**TASK DIRECTIONS**
Restate the entries below verbatim.

(Dataset excerpt)
-- begin --

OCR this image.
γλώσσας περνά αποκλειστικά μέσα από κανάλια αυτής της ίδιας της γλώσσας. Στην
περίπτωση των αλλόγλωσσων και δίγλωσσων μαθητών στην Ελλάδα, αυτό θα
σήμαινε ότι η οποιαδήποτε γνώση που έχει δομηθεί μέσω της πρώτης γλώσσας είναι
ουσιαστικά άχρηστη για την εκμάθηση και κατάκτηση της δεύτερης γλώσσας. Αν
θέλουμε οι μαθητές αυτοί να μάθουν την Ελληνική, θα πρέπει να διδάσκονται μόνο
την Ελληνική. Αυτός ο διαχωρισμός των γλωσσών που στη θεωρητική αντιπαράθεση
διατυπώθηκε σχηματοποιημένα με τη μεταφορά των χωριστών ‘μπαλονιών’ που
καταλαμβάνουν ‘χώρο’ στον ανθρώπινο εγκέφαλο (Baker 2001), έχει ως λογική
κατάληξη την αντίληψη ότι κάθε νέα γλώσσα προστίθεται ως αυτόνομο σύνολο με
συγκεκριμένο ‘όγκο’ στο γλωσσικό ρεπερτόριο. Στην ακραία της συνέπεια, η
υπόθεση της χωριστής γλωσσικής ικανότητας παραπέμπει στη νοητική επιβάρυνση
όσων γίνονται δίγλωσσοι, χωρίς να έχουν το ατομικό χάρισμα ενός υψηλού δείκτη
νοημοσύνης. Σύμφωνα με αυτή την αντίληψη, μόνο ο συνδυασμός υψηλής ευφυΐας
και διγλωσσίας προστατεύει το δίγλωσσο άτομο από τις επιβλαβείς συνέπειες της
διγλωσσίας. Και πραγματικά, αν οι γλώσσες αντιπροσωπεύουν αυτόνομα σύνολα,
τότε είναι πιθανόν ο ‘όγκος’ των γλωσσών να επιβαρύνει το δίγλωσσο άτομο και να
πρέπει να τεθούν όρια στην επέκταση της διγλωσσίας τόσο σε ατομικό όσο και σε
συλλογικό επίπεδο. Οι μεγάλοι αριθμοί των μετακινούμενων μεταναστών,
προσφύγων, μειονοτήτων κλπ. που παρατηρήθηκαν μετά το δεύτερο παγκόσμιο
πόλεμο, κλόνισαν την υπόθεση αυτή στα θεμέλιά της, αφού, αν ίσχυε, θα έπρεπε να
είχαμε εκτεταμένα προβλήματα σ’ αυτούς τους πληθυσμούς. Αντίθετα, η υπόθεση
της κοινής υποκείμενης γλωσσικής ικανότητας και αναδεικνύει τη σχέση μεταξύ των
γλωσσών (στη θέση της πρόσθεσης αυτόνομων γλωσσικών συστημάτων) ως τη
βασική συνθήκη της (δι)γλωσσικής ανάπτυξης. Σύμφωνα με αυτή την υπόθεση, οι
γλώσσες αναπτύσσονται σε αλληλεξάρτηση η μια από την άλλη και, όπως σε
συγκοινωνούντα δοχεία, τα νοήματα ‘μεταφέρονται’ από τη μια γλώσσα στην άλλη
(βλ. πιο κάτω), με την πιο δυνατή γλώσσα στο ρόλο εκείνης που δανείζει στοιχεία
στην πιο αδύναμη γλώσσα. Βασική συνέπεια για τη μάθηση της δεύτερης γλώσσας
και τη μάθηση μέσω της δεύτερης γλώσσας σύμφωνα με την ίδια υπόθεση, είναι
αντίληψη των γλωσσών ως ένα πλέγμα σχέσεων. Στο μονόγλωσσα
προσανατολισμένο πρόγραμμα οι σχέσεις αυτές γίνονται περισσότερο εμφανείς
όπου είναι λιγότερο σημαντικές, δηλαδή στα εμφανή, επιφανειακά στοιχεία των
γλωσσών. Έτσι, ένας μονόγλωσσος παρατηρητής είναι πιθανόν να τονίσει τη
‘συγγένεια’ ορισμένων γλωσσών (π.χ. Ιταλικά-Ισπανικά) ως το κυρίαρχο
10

-- end --

**PROBLEM SOLUTION**
OCR this image.
γλώσσας περνά αποκλειστικά μέσα από κανάλια αυτής της ίδιας της γλώσσας. Στην
περίπτωση των αλλόγλωσσων και δίγλωσσων μαθητών στην Ελλάδα, αυτό θα
σήμαινε ότι η οποιαδήποτε γνώση που έχει δομηθεί μέσω της πρώτης γλώσσας είναι
ουσιαστικά άχρηστη για την εκμάθηση και κατάκτηση της δεύτερης γλώσσας. Αν
θέλουμε οι μαθητές αυτοί να μάθουν την Ελληνική, θα πρέπει να διδάσκονται μόνο
την Ελληνική. Αυτός ο διαχωρισμός των γλωσσών που στη θεωρητική αντιπαράθεση
διατυπώθηκε σχηματοποιημένα με τη μεταφορά των χωριστών ‘μπαλονιών’ που
καταλαμβάνουν ‘χώρο’ στον ανθρώπινο εγκέφαλο (Baker 2001), έχει ως λογική
κατάληξη την αντίληψη ότι κάθε νέα γλώσσα προστίθεται ως αυτόνομο σύνολο με
συγκεκριμένο ‘όγκο’ στο γλωσσικό ρεπερτόριο. Στην ακραία της συνέπεια, η
υπόθεση της χωριστής γλωσσικής ικανότητας παραπέμπει στη νοητική επιβάρυνση
όσων γίνονται δίγλωσσοι, χωρίς να έχουν το ατομικό χάρισμα ενός υψηλού δείκτη
νοημοσύνης. Σύμφωνα με αυτή την αντίληψη, μόνο ο συνδυασμός υψηλής ευφυΐας
και διγλωσσίας προστατεύει το δίγλωσσο άτομο από τις επιβλαβείς συνέπειες της
διγλωσσίας. Και πραγματικά, αν οι γλώσσες αντιπροσωπεύουν αυτόνομα σύνολα,
τότε είναι πιθανόν ο ‘όγκος’ των γλωσσών να επιβαρύνει το δίγλωσσο άτομο και να
πρέπει να τεθούν όρια στην επέκταση της διγλωσσίας τόσο σε ατομικό όσο και σε
συλλογικό επίπεδο. Οι μεγάλοι αριθμοί των μετακινούμενων μεταναστών,
προσφύγων, μειονοτήτων κλπ. που παρατηρήθηκαν μετά το δεύτερο παγκόσμιο
πόλεμο, κλόνισαν την υπόθεση αυτή στα θεμέλιά της, αφού, αν ίσχυε, θα έπρεπε να
είχαμε εκτεταμένα προβλήματα σ’ αυτούς τους πληθυσμούς. Αντίθετα, η υπόθεση
της κοινής υποκείμενης γλωσσικής ικανότητας και αναδεικνύει τη σχέση μεταξύ των
γλωσσών (στη θέση της πρόσθεσης αυτόνομων γλωσσικών συστημάτων) ως τη
βασική συνθήκη της (δι)γλωσσικής ανάπτυξης. Σύμφωνα με αυτή την υπόθεση, οι
γλώσσες αναπτύσσονται σε αλληλεξάρτηση η μια από την άλλη και, όπως σε
συγκοινωνούντα δοχεία, τα νοήματα ‘μεταφέρονται’ από τη μια γλώσσα στην άλλη
(βλ. πιο κάτω), με την πιο δυνατή γλώσσα στο ρόλο εκείνης που δανείζει στοιχεία
στην πιο αδύναμη γλώσσα. Βασική συνέπεια για τη μάθηση της δεύτερης γλώσσας
και τη μάθηση μέσω της δεύτερης γλώσσας σύμφωνα με την ίδια υπόθεση, είναι
αντίληψη των γλωσσών ως ένα πλέγμα σχέσεων. Στο μονόγλωσσα
προσανατολισμένο πρόγραμμα οι σχέσεις αυτές γίνονται περισσότερο εμφανείς
όπου είναι λιγότερο σημαντικές, δηλαδή στα εμφανή, επιφανειακά στοιχεία των
γλωσσών. Έτσι, ένας μονόγλωσσος παρατηρητής είναι πιθανόν να τονίσει τη
‘συγγένεια’ ορισμένων γλωσσών (π.χ. Ιταλικά-Ισπανικά) ως το κυρίαρχο
10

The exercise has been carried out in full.